### DIRECTIONS
Retype each entry below, keeping every character the same.

### DATA FOR THIS TASK
--------------------------------

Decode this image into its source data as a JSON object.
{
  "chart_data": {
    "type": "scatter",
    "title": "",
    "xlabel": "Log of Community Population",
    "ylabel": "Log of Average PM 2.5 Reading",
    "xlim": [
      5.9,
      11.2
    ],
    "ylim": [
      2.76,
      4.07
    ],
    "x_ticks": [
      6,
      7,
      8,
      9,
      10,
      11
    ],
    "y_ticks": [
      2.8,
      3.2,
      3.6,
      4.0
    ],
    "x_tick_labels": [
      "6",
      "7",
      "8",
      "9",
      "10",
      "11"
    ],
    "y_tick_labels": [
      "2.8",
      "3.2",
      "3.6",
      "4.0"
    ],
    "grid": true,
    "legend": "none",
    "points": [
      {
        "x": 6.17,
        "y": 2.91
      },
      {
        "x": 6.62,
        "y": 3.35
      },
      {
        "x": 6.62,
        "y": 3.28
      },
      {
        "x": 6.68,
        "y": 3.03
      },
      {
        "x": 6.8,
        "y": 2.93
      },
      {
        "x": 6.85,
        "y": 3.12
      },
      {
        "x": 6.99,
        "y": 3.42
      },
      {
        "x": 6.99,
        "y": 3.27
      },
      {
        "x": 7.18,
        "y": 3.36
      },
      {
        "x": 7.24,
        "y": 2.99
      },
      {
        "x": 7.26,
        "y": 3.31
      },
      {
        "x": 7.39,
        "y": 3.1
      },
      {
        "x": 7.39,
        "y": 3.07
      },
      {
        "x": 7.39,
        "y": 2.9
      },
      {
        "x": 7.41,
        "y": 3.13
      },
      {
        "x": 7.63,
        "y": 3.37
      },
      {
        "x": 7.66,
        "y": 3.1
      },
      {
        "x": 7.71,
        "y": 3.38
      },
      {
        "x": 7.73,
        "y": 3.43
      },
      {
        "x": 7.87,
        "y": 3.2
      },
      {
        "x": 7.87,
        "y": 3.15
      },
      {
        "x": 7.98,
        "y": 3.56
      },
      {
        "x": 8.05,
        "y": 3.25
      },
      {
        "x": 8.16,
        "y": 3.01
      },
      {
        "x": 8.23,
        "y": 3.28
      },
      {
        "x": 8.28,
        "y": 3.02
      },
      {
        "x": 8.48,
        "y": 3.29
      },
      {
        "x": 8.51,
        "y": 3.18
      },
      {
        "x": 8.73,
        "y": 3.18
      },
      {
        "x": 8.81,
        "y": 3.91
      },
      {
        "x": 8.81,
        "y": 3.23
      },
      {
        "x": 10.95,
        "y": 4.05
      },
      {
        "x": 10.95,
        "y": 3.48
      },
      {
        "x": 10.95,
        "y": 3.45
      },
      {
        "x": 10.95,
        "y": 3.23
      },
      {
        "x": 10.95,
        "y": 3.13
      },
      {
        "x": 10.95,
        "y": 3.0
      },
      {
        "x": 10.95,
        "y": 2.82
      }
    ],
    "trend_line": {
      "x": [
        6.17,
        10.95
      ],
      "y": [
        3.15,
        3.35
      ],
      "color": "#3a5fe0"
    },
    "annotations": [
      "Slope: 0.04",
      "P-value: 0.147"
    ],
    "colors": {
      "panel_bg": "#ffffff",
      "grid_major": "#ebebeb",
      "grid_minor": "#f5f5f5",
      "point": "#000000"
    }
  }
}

--------------------------------

### SOLUTION
Decode this image into its source data as a JSON object.
{
  "chart_data": {
    "type": "scatter",
    "title": "",
    "xlabel": "Log of Community Population",
    "ylabel": "Log of Average PM 2.5 Reading",
    "xlim": [
      5.9,
      11.2
    ],
    "ylim": [
      2.76,
      4.07
    ],
    "x_ticks": [
      6,
      7,
      8,
      9,
      10,
      11
    ],
    "y_ticks": [
      2.8,
      3.2,
      3.6,
      4.0
    ],
    "x_tick_labels": [
      "6",
      "7",
      "8",
      "9",
      "10",
      "11"
    ],
    "y_tick_labels": [
      "2.8",
      "3.2",
      "3.6",
      "4.0"
    ],
    "grid": true,
    "legend": "none",
    "points": [
      {
        "x": 6.17,
        "y": 2.91
      },
      {
        "x": 6.62,
        "y": 3.35
      },
      {
        "x": 6.62,
        "y": 3.28
      },
      {
        "x": 6.68,
        "y": 3.03
      },
      {
        "x": 6.8,
        "y": 2.93
      },
      {
        "x": 6.85,
        "y": 3.12
      },
      {
        "x": 6.99,
        "y": 3.42
      },
      {
        "x": 6.99,
        "y": 3.27
      },
      {
        "x": 7.18,
        "y": 3.36
      },
      {
        "x": 7.24,
        "y": 2.99
      },
      {
        "x": 7.26,
        "y": 3.31
      },
      {
        "x": 7.39,
        "y": 3.1
      },
      {
        "x": 7.39,
        "y": 3.07
      },
      {
        "x": 7.39,
        "y": 2.9
      },
      {
        "x": 7.41,
        "y": 3.13
      },
      {
        "x": 7.63,
        "y": 3.37
      },
      {
        "x": 7.66,
        "y": 3.1
      },
      {
        "x": 7.71,
        "y": 3.38
      },
      {
        "x": 7.73,
        "y": 3.43
      },
      {
        "x": 7.87,
        "y": 3.2
      },
      {
        "x": 7.87,
        "y": 3.15
      },
      {
        "x": 7.98,
        "y": 3.56
      },
      {
        "x": 8.05,
        "y": 3.25
      },
      {
        "x": 8.16,
        "y": 3.01
      },
      {
        "x": 8.23,
        "y": 3.28
      },
      {
        "x": 8.28,
        "y": 3.02
      },
      {
        "x": 8.48,
        "y": 3.29
      },
      {
        "x": 8.51,
        "y": 3.18
      },
      {
        "x": 8.73,
        "y": 3.18
      },
      {
        "x": 8.81,
        "y": 3.91
      },
      {
        "x": 8.81,
        "y": 3.23
      },
      {
        "x": 10.95,
        "y": 4.05
      },
      {
        "x": 10.95,
        "y": 3.48
      },
      {
        "x": 10.95,
        "y": 3.45
      },
      {
        "x": 10.95,
        "y": 3.23
      },
      {
        "x": 10.95,
        "y": 3.13
      },
      {
        "x": 10.95,
        "y": 3.0
      },
      {
        "x": 10.95,
        "y": 2.82
      }
    ],
    "trend_line": {
      "x": [
        6.17,
        10.95
      ],
      "y": [
        3.15,
        3.35
      ],
      "color": "#3a5fe0"
    },
    "annotations": [
      "Slope: 0.04",
      "P-value: 0.147"
    ],
    "colors": {
      "panel_bg": "#ffffff",
      "grid_major": "#ebebeb",
      "grid_minor": "#f5f5f5",
      "point": "#000000"
    }
  }
}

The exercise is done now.